[Figure content listings]
- - - - - - -

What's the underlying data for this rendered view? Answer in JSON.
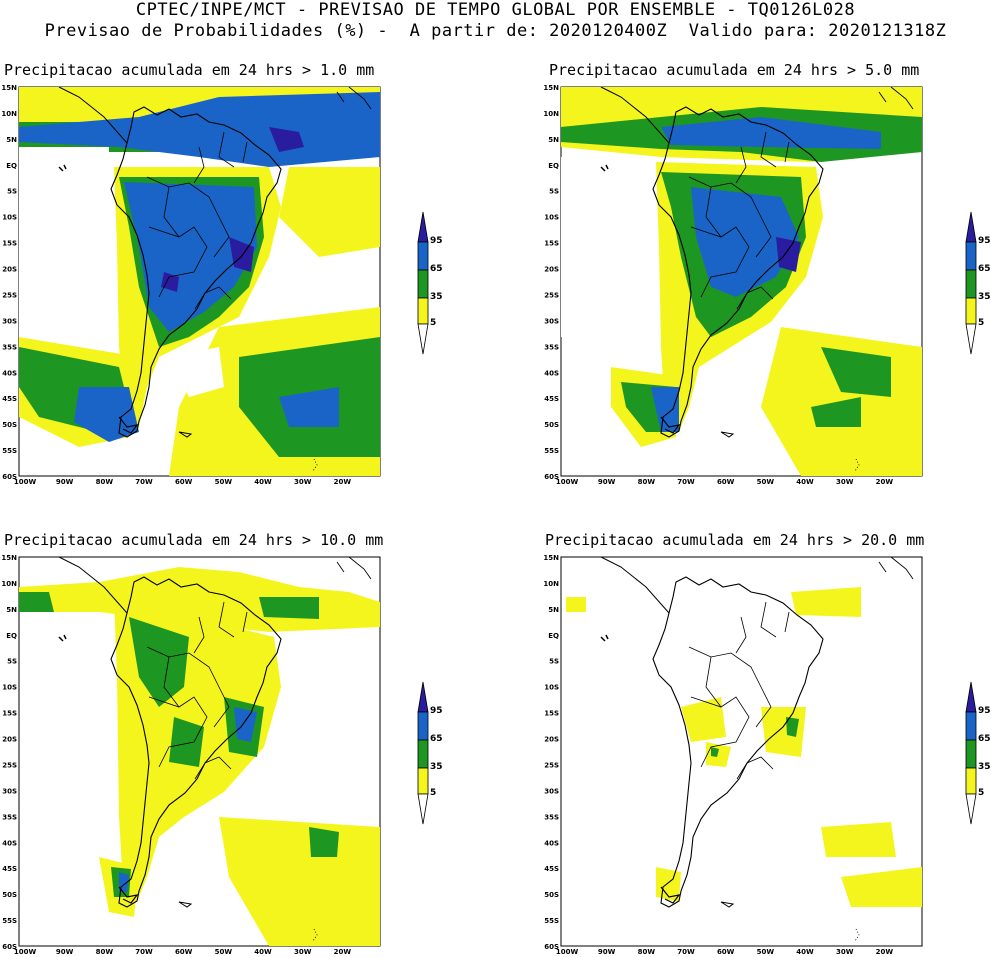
{
  "header": {
    "line1": "CPTEC/INPE/MCT - PREVISAO DE TEMPO GLOBAL POR ENSEMBLE - TQ0126L028",
    "line2": "Previsao de Probabilidades (%) -  A partir de: 2020120400Z  Valido para: 2020121318Z"
  },
  "axes": {
    "lat_labels": [
      "15N",
      "10N",
      "5N",
      "EQ",
      "5S",
      "10S",
      "15S",
      "20S",
      "25S",
      "30S",
      "35S",
      "40S",
      "45S",
      "50S",
      "55S",
      "60S"
    ],
    "lon_labels": [
      "100W",
      "90W",
      "80W",
      "70W",
      "60W",
      "50W",
      "40W",
      "30W",
      "20W"
    ]
  },
  "legend": {
    "levels": [
      "95",
      "65",
      "35",
      "5"
    ],
    "colors": {
      "very_high": "#2a1c9e",
      "high": "#1a64c8",
      "mid": "#1e9622",
      "low": "#f5f51e",
      "land_outline": "#000000"
    }
  },
  "panels": [
    {
      "title": "Precipitacao acumulada em 24 hrs > 1.0 mm"
    },
    {
      "title": "Precipitacao acumulada em 24 hrs > 5.0 mm"
    },
    {
      "title": "Precipitacao acumulada em 24 hrs > 10.0 mm"
    },
    {
      "title": "Precipitacao acumulada em 24 hrs > 20.0 mm"
    }
  ]
}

- - - - - - -

# [Work to do]
Without the pictures, restate each entry exactly.

# [Result of this exercise]
What's the underlying data for this rendered view? Answer in JSON.
{
  "header": {
    "line1": "CPTEC/INPE/MCT - PREVISAO DE TEMPO GLOBAL POR ENSEMBLE - TQ0126L028",
    "line2": "Previsao de Probabilidades (%) -  A partir de: 2020120400Z  Valido para: 2020121318Z"
  },
  "axes": {
    "lat_labels": [
      "15N",
      "10N",
      "5N",
      "EQ",
      "5S",
      "10S",
      "15S",
      "20S",
      "25S",
      "30S",
      "35S",
      "40S",
      "45S",
      "50S",
      "55S",
      "60S"
    ],
    "lon_labels": [
      "100W",
      "90W",
      "80W",
      "70W",
      "60W",
      "50W",
      "40W",
      "30W",
      "20W"
    ]
  },
  "legend": {
    "levels": [
      "95",
      "65",
      "35",
      "5"
    ],
    "colors": {
      "very_high": "#2a1c9e",
      "high": "#1a64c8",
      "mid": "#1e9622",
      "low": "#f5f51e",
      "land_outline": "#000000"
    }
  },
  "panels": [
    {
      "title": "Precipitacao acumulada em 24 hrs > 1.0 mm"
    },
    {
      "title": "Precipitacao acumulada em 24 hrs > 5.0 mm"
    },
    {
      "title": "Precipitacao acumulada em 24 hrs > 10.0 mm"
    },
    {
      "title": "Precipitacao acumulada em 24 hrs > 20.0 mm"
    }
  ]
}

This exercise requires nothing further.